TASK DIRECTIONS
Find how many lines in the material contain "color"; your answer should be that number alone.

[start of INFORMATION GIVEN]

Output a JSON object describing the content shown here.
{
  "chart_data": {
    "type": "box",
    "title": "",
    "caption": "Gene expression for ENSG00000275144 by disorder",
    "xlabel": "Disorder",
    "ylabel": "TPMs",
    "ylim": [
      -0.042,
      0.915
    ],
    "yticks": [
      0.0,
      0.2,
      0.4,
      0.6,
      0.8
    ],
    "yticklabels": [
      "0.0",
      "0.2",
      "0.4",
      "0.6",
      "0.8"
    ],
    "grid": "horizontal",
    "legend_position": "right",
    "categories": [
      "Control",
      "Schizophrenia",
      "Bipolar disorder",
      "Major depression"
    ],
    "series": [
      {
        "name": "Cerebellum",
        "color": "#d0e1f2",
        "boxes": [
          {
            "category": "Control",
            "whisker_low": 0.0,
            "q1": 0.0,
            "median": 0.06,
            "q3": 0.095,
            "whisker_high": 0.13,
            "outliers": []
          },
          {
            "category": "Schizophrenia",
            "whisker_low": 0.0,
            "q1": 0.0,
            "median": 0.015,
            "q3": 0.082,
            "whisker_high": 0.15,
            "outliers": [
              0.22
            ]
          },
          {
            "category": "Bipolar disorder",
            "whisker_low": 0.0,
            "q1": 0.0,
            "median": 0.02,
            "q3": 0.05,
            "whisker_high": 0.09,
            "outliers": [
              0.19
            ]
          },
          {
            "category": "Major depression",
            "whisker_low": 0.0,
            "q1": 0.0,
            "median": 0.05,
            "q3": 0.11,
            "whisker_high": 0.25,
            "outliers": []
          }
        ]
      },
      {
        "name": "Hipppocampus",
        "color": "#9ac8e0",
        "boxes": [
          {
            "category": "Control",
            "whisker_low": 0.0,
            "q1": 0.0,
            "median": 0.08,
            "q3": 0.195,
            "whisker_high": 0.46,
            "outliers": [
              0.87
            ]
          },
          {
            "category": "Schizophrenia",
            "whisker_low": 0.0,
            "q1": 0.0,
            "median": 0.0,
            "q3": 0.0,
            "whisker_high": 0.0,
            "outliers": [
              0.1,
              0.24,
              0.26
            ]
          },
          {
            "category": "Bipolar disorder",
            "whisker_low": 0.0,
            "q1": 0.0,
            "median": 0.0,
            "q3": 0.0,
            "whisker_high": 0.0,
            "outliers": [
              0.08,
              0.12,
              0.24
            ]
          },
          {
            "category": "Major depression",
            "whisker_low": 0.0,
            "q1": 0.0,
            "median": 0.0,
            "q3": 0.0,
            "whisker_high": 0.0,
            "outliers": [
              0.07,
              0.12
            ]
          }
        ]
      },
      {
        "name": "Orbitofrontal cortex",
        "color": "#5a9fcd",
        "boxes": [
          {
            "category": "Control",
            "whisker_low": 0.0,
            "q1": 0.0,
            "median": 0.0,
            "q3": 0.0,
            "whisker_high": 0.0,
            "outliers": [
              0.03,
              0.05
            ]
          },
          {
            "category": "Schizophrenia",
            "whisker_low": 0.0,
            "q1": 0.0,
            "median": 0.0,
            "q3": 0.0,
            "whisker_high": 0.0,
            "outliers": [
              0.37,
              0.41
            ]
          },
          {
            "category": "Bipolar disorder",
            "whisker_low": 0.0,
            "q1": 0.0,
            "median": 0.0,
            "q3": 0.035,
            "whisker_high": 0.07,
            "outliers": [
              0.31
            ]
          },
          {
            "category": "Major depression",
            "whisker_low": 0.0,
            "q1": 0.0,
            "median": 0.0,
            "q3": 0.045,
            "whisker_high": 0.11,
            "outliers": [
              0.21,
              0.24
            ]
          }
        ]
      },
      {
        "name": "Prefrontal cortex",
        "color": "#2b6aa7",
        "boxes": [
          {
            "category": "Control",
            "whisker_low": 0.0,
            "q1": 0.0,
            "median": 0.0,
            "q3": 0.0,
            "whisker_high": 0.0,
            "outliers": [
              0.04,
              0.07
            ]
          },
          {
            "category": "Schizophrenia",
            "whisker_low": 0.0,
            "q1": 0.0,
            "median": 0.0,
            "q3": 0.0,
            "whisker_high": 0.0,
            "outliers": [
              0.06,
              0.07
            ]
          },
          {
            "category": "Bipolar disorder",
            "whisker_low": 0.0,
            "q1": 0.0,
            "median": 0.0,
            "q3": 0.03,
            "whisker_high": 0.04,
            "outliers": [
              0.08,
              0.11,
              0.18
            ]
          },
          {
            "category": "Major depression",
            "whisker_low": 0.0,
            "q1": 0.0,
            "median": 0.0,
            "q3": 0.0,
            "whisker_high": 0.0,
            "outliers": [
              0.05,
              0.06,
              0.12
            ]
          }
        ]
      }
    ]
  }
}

[end of INFORMATION GIVEN]

SOLUTION TO THE PROBLEM
4